Start of Given data

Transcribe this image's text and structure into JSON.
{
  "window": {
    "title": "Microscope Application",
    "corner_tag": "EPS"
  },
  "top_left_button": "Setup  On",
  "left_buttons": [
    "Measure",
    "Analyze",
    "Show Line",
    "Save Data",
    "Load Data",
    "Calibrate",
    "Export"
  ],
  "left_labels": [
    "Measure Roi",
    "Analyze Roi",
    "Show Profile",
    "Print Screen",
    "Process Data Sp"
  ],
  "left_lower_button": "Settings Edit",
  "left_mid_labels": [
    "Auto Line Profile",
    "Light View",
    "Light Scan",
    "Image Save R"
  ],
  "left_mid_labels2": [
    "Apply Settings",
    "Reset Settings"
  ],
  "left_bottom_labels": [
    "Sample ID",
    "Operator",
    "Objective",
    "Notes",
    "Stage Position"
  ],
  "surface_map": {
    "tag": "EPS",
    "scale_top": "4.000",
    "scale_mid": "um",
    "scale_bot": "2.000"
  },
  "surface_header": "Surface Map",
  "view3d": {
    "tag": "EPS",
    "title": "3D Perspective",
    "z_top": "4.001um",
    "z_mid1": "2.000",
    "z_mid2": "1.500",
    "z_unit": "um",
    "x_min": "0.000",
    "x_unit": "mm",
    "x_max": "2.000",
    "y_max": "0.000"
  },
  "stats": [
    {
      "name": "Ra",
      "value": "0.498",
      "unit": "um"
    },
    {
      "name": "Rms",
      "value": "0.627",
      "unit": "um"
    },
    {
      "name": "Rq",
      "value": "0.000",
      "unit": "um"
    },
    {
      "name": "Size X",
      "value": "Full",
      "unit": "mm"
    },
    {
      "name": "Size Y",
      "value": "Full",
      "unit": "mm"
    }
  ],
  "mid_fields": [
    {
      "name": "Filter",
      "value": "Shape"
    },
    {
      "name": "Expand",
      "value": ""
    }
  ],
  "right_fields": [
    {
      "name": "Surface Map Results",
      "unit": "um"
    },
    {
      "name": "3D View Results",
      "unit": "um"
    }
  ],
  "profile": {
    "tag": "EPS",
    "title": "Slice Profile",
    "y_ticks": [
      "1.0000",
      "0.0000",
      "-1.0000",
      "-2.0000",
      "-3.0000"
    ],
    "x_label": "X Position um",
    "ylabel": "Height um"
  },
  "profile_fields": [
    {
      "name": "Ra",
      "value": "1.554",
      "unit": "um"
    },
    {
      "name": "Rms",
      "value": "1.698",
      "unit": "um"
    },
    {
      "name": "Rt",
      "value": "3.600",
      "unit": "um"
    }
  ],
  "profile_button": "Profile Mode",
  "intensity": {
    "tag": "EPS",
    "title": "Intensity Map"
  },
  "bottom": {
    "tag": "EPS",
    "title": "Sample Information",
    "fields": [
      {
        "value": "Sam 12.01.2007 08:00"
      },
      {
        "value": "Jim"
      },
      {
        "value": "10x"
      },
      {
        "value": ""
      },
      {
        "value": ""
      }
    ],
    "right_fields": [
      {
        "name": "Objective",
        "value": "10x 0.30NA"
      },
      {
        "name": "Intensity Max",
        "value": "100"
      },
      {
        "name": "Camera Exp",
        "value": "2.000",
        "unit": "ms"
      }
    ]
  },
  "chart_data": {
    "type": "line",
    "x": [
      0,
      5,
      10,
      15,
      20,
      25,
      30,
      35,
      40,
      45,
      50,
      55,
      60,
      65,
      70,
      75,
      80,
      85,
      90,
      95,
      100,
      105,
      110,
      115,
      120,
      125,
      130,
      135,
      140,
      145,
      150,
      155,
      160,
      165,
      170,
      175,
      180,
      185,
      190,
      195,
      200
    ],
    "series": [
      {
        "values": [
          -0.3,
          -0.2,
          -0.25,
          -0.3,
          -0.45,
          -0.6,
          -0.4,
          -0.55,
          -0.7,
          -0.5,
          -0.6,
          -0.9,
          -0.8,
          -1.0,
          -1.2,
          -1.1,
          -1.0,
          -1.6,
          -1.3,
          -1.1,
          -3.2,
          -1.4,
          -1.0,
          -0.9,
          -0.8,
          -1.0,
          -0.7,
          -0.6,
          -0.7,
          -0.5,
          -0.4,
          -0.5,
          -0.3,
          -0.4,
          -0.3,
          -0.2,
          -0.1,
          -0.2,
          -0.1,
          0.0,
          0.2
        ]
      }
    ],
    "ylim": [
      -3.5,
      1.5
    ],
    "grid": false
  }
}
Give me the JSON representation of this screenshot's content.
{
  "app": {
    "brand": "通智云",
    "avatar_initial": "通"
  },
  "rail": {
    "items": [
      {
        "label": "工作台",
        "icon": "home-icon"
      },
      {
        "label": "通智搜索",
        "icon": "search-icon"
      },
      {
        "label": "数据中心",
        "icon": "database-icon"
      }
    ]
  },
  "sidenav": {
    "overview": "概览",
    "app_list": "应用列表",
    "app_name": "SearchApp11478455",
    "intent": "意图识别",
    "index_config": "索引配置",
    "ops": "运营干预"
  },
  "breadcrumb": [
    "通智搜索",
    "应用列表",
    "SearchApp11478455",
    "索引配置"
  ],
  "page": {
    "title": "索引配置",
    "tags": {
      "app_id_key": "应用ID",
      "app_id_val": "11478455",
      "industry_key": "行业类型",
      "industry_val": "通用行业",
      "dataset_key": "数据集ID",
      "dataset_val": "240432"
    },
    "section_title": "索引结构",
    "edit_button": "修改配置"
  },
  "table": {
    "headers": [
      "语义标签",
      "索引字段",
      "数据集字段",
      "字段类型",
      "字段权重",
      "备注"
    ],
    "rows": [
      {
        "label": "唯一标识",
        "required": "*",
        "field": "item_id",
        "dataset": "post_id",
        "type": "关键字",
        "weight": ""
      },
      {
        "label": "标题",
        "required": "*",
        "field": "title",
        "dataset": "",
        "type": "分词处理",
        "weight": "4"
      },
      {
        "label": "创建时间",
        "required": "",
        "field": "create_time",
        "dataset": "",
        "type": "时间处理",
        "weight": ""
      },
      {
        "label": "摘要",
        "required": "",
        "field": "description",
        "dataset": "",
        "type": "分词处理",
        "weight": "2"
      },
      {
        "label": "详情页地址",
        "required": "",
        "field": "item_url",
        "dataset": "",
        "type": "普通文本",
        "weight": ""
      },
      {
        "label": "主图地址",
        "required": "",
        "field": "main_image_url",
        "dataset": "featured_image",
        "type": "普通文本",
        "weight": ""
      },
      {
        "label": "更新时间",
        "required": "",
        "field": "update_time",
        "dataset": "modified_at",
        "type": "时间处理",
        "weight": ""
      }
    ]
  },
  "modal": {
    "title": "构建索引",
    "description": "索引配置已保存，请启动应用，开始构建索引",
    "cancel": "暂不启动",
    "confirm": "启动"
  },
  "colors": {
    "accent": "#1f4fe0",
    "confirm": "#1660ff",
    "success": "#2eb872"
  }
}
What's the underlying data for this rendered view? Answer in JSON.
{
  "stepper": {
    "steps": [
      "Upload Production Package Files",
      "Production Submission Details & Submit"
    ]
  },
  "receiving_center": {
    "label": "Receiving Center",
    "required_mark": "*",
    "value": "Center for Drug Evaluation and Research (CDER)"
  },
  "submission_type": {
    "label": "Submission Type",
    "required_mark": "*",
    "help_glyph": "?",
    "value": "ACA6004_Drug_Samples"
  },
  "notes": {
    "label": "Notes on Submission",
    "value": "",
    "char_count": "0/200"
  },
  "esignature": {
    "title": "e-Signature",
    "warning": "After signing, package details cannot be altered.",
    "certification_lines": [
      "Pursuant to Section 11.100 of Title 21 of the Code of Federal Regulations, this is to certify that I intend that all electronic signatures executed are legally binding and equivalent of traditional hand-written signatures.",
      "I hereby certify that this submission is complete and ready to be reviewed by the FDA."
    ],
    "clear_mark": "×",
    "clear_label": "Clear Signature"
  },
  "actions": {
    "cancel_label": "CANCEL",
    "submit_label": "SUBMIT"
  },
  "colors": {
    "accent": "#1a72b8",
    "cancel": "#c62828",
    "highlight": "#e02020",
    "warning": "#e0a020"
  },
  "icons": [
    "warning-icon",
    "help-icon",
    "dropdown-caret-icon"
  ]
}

End of Given data

- Exercise requirements: Look through the listing above and count the lines where the string "that" appears. Report the number only.

- Final result: 2